■ **What you have to do**:
Please answer these questions from the resin synthesis excerpt below:
(a) What Tg does polyester resin (B-1) have?
(b) What is the acid value of polyester resin (B-2)?
(c) In what molecular weight region is the main peak of polyester resin (B-3)?

■ **Document segment**:
%%

Synthesis of Resin (B):
SYNTHESIS EXAMPLE 6
In a flask, 750 g of polyoxypropylene(2,2)-2,2-bis(4-hydroxyphenyl)propane, 175 g of polyoxyethylene(2,2)-2,2-bis(4-hydroxyphenyl)propane, 160 g of glycerin and 650 g of dimethyl terephthalate were charged together with an esterification catalyst. The contents in the flask were then reacted in the same manner as that in Synthesis Example 1. As a consequence, a polyester resin (B-1) having Tg of 62° C., an acid value of 3.0 mgKOH/g, an apparent viscosity of 103 Pa·s at 123° C. and such a molecular weight distribution according to gel permeation chromatography that (a) a main peak is present in a molecular weight region of 10,000.
SYNTHESIS EXAMPLE 7
In a flask, 956 g of polyoxypropylene(2,2)-2,2-bis(4-hydroxyphenyl)propane, 175 g of polyoxyethylene(2,2)-2,2-bis(4-hydroxyphenyl)propane, 160 g of glycerin, 650 g of dimethyl terephthalate, 80 g of dodecenylsuccinic acid and 120 g of 1,2,4-benzenetriacetic acid were charged together with an esterification catalyst. The contents in the flask were then reacted in the same manner as that in Synthesis Example 1. As a consequence, a polyester resin (B-2) having Tg of 64° C., an acid value of 10.1 mgKOH/g, an apparent viscosity of 103 Pa·s at 130° C. and such a molecular weight distribution according to gel permeation chromatography that (a) a main peak is present in a molecular weight region of 9,500.
SYNTHESIS EXAMPLE 8
In a flask, 1,250 g of polyoxypropylene(2,2)-2,2-bis(4-hydroxyphenyl)propane, 650 g of dimethyl terephthalate and 40 g of 1,2,4-benzenetriacetic acid were charged together with an esterification catalyst. The contents in the flask were then reacted in the same manner as that in Synthesis Example 1. As a consequence, a polyester resin (B-3) having Tg of 63° C., an acid value of 5.1 mgKOH/g, an apparent viscosity of 103 Pa·s at 126° C. and such a molecular weight distribution according to gel permeation chromatography that (a) a main peak is present in a molecular weight region of 8,800.

%%

■ **Information shown**:
%%

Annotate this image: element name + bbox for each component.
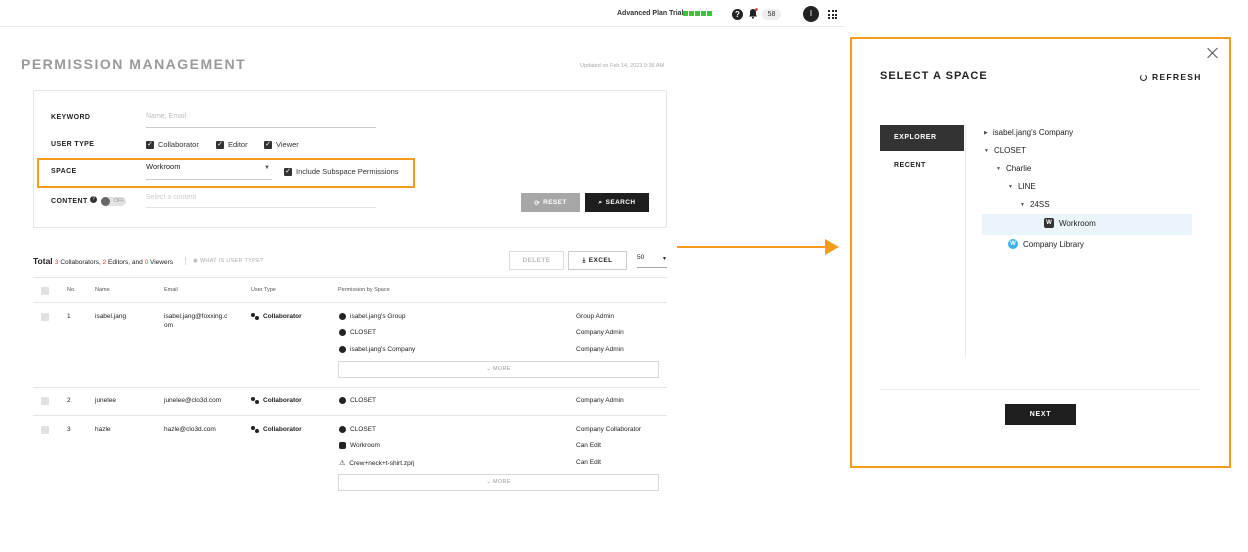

%%

■ **Result**:
(a) 62° C.
(b) 10.1 mgKOH/g
(c) 8,800